- **INFORMATION SHOWN**
--- BEGIN ---

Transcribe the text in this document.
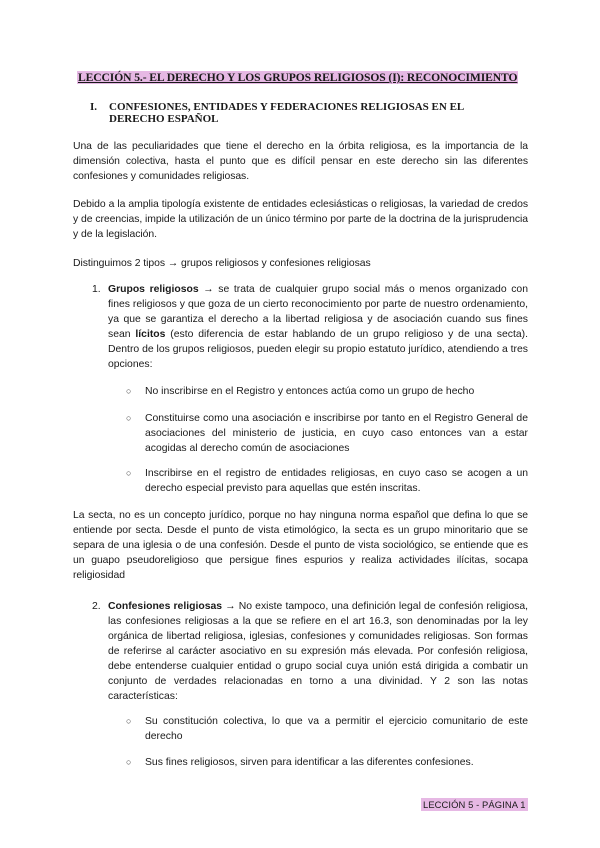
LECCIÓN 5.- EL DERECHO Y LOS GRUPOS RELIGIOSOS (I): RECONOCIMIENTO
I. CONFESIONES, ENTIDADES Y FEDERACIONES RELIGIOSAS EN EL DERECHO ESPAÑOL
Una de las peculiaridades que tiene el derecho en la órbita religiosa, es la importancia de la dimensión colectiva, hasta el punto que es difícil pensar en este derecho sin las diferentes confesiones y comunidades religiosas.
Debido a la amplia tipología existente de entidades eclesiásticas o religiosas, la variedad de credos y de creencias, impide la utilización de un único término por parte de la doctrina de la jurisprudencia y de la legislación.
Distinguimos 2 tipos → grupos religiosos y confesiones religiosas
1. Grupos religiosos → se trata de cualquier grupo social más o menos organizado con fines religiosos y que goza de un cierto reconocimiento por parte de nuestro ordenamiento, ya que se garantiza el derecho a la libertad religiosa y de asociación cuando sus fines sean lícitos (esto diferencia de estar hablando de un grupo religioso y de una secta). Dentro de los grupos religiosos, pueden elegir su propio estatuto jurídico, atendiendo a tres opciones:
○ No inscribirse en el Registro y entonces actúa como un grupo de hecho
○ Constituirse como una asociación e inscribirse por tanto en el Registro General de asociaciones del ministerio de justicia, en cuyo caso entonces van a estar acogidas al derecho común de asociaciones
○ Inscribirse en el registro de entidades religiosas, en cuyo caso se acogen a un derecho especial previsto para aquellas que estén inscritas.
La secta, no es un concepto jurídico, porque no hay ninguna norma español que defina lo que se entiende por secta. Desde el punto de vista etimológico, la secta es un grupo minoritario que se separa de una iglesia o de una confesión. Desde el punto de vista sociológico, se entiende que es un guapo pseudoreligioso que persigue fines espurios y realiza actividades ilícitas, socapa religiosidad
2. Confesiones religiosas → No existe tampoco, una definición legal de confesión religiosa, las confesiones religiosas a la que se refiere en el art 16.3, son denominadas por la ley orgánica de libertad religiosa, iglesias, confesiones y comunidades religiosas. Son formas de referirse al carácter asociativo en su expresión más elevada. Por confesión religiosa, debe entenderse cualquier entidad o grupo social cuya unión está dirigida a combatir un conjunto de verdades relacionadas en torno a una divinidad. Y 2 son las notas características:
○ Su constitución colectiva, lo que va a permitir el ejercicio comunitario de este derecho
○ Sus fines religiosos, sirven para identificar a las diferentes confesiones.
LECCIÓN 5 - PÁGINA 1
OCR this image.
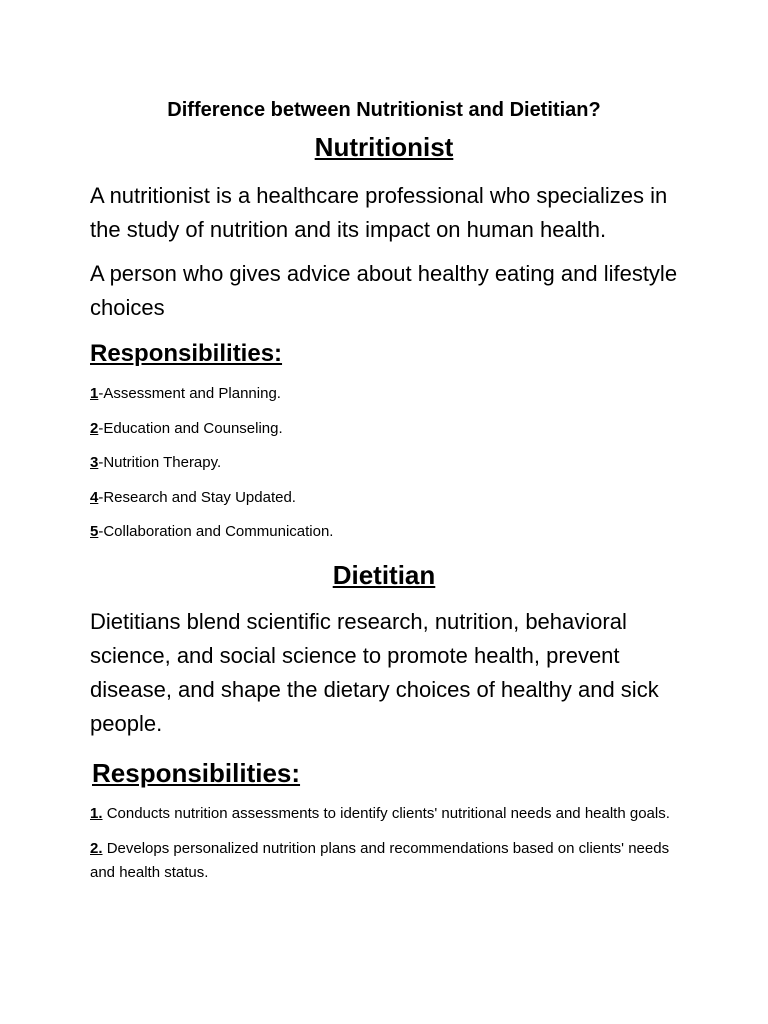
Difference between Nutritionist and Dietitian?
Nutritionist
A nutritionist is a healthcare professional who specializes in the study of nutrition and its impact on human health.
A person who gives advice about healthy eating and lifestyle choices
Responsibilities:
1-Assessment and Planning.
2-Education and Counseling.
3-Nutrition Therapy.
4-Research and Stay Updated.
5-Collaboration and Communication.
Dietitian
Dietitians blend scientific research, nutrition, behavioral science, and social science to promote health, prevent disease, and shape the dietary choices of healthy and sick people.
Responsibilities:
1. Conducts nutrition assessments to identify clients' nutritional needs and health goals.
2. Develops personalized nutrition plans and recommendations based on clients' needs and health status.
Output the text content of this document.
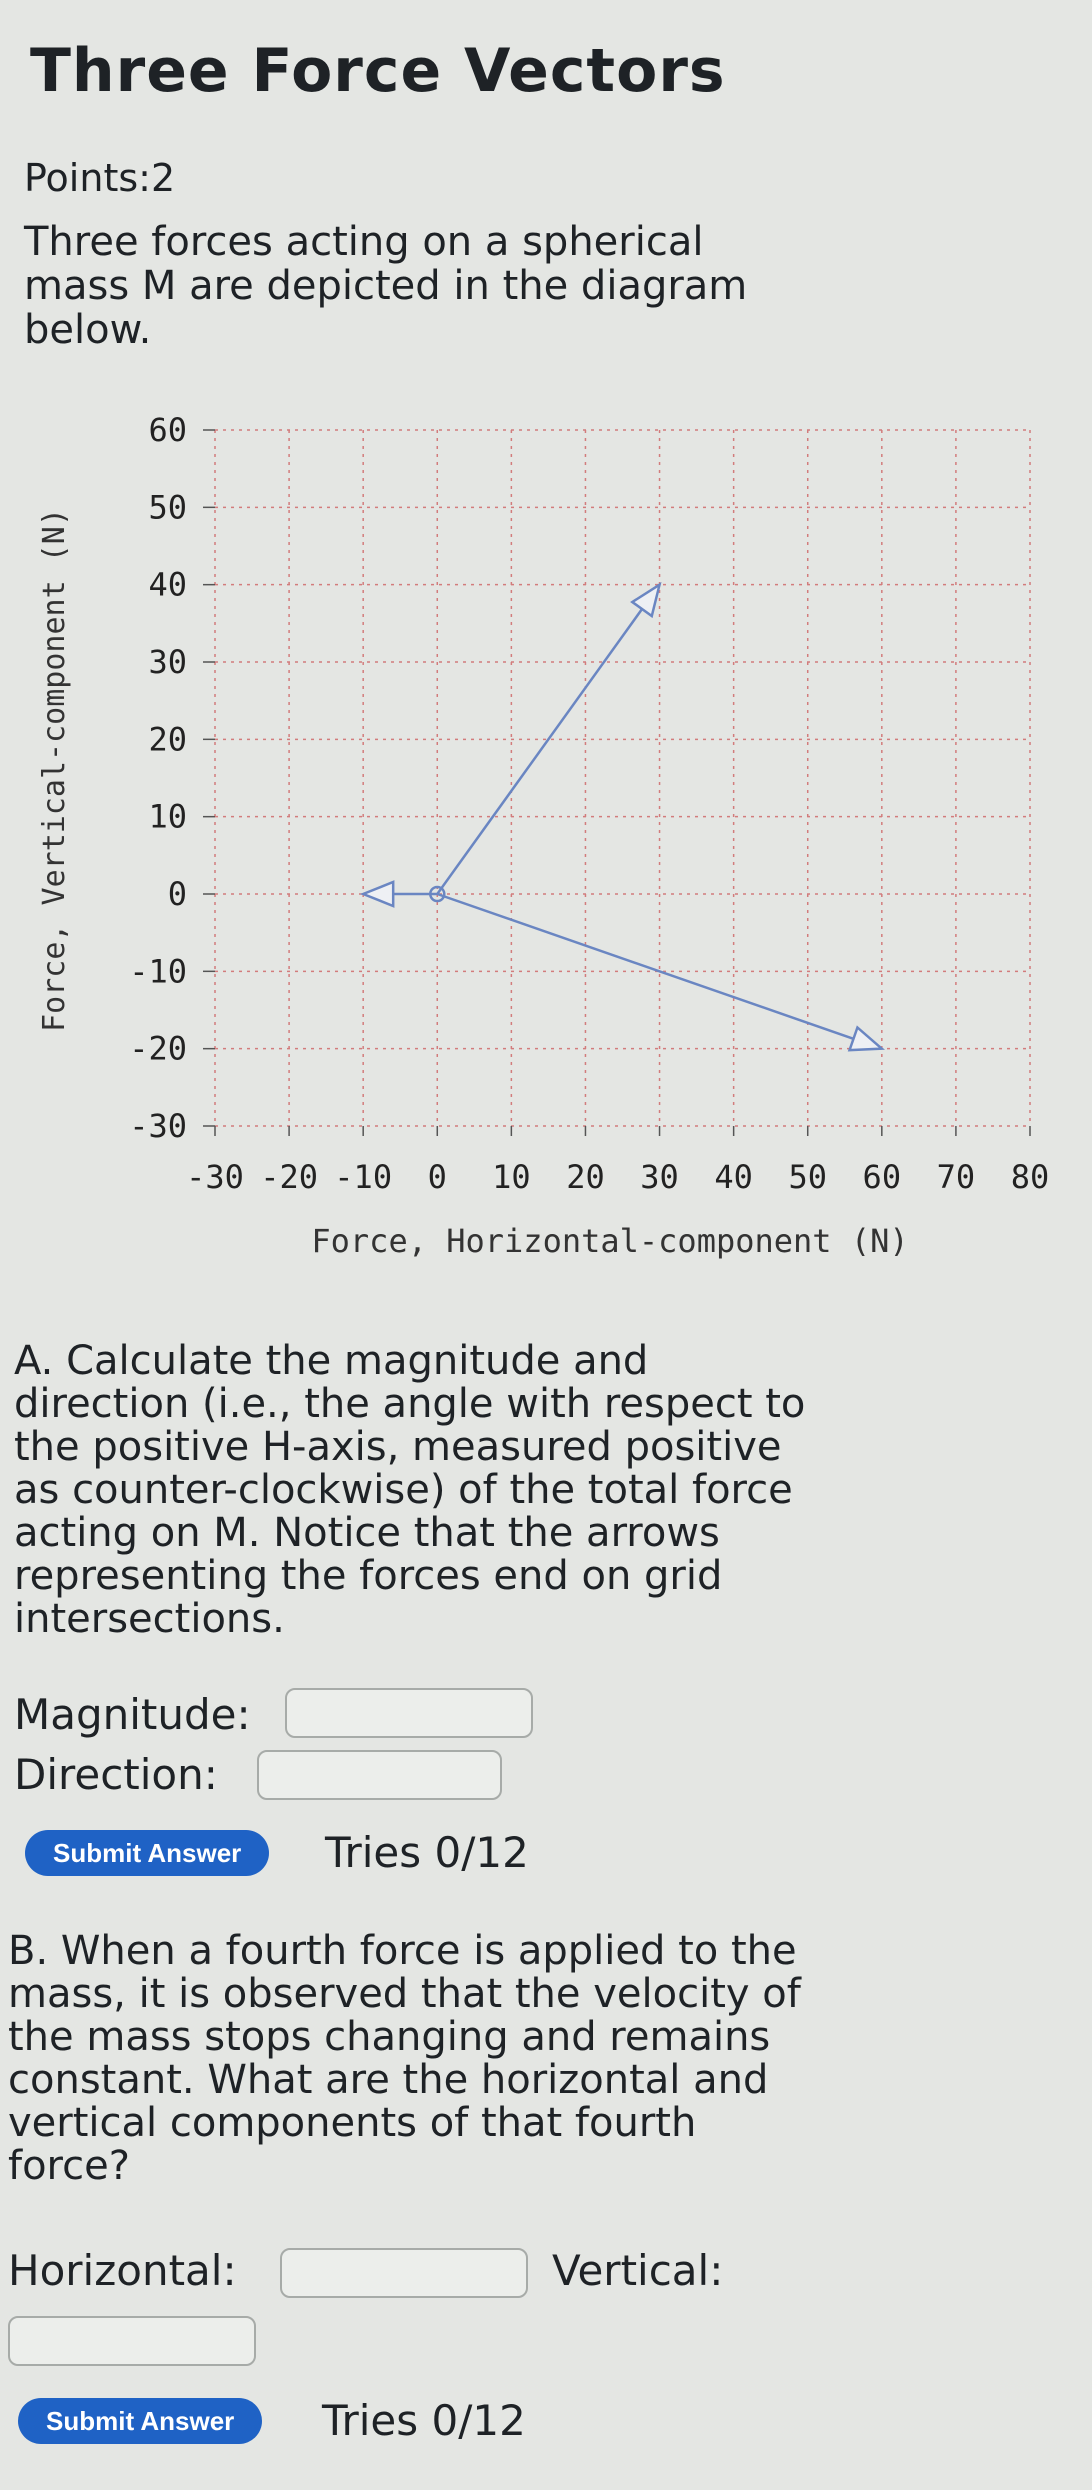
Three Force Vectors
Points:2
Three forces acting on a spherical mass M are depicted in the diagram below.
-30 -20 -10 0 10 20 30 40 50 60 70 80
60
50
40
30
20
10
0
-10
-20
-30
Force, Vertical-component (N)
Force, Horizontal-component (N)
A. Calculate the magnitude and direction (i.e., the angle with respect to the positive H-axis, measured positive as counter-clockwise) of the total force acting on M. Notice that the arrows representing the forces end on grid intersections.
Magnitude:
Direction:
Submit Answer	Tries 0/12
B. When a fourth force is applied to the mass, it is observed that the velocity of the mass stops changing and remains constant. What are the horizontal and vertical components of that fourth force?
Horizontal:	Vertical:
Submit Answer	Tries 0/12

--- END ---

- **REQUIREMENT**
Reproduce all entries exactly. Pictures do not belong in the copy.

- **RESULT OF THIS TASK**
Transcribe the text in this document.
LECCIÓN 5.- EL DERECHO Y LOS GRUPOS RELIGIOSOS (I): RECONOCIMIENTO
I. CONFESIONES, ENTIDADES Y FEDERACIONES RELIGIOSAS EN EL DERECHO ESPAÑOL
Una de las peculiaridades que tiene el derecho en la órbita religiosa, es la importancia de la dimensión colectiva, hasta el punto que es difícil pensar en este derecho sin las diferentes confesiones y comunidades religiosas.
Debido a la amplia tipología existente de entidades eclesiásticas o religiosas, la variedad de credos y de creencias, impide la utilización de un único término por parte de la doctrina de la jurisprudencia y de la legislación.
Distinguimos 2 tipos → grupos religiosos y confesiones religiosas
1. Grupos religiosos → se trata de cualquier grupo social más o menos organizado con fines religiosos y que goza de un cierto reconocimiento por parte de nuestro ordenamiento, ya que se garantiza el derecho a la libertad religiosa y de asociación cuando sus fines sean lícitos (esto diferencia de estar hablando de un grupo religioso y de una secta). Dentro de los grupos religiosos, pueden elegir su propio estatuto jurídico, atendiendo a tres opciones:
○ No inscribirse en el Registro y entonces actúa como un grupo de hecho
○ Constituirse como una asociación e inscribirse por tanto en el Registro General de asociaciones del ministerio de justicia, en cuyo caso entonces van a estar acogidas al derecho común de asociaciones
○ Inscribirse en el registro de entidades religiosas, en cuyo caso se acogen a un derecho especial previsto para aquellas que estén inscritas.
La secta, no es un concepto jurídico, porque no hay ninguna norma español que defina lo que se entiende por secta. Desde el punto de vista etimológico, la secta es un grupo minoritario que se separa de una iglesia o de una confesión. Desde el punto de vista sociológico, se entiende que es un guapo pseudoreligioso que persigue fines espurios y realiza actividades ilícitas, socapa religiosidad
2. Confesiones religiosas → No existe tampoco, una definición legal de confesión religiosa, las confesiones religiosas a la que se refiere en el art 16.3, son denominadas por la ley orgánica de libertad religiosa, iglesias, confesiones y comunidades religiosas. Son formas de referirse al carácter asociativo en su expresión más elevada. Por confesión religiosa, debe entenderse cualquier entidad o grupo social cuya unión está dirigida a combatir un conjunto de verdades relacionadas en torno a una divinidad. Y 2 son las notas características:
○ Su constitución colectiva, lo que va a permitir el ejercicio comunitario de este derecho
○ Sus fines religiosos, sirven para identificar a las diferentes confesiones.
LECCIÓN 5 - PÁGINA 1
OCR this image.
Difference between Nutritionist and Dietitian?
Nutritionist
A nutritionist is a healthcare professional who specializes in the study of nutrition and its impact on human health.
A person who gives advice about healthy eating and lifestyle choices
Responsibilities:
1-Assessment and Planning.
2-Education and Counseling.
3-Nutrition Therapy.
4-Research and Stay Updated.
5-Collaboration and Communication.
Dietitian
Dietitians blend scientific research, nutrition, behavioral science, and social science to promote health, prevent disease, and shape the dietary choices of healthy and sick people.
Responsibilities:
1. Conducts nutrition assessments to identify clients' nutritional needs and health goals.
2. Develops personalized nutrition plans and recommendations based on clients' needs and health status.
Output the text content of this document.
Three Force Vectors
Points:2
Three forces acting on a spherical mass M are depicted in the diagram below.
-30 -20 -10 0 10 20 30 40 50 60 70 80
60
50
40
30
20
10
0
-10
-20
-30
Force, Vertical-component (N)
Force, Horizontal-component (N)
A. Calculate the magnitude and direction (i.e., the angle with respect to the positive H-axis, measured positive as counter-clockwise) of the total force acting on M. Notice that the arrows representing the forces end on grid intersections.
Magnitude:
Direction:
Submit Answer	Tries 0/12
B. When a fourth force is applied to the mass, it is observed that the velocity of the mass stops changing and remains constant. What are the horizontal and vertical components of that fourth force?
Horizontal:	Vertical:
Submit Answer	Tries 0/12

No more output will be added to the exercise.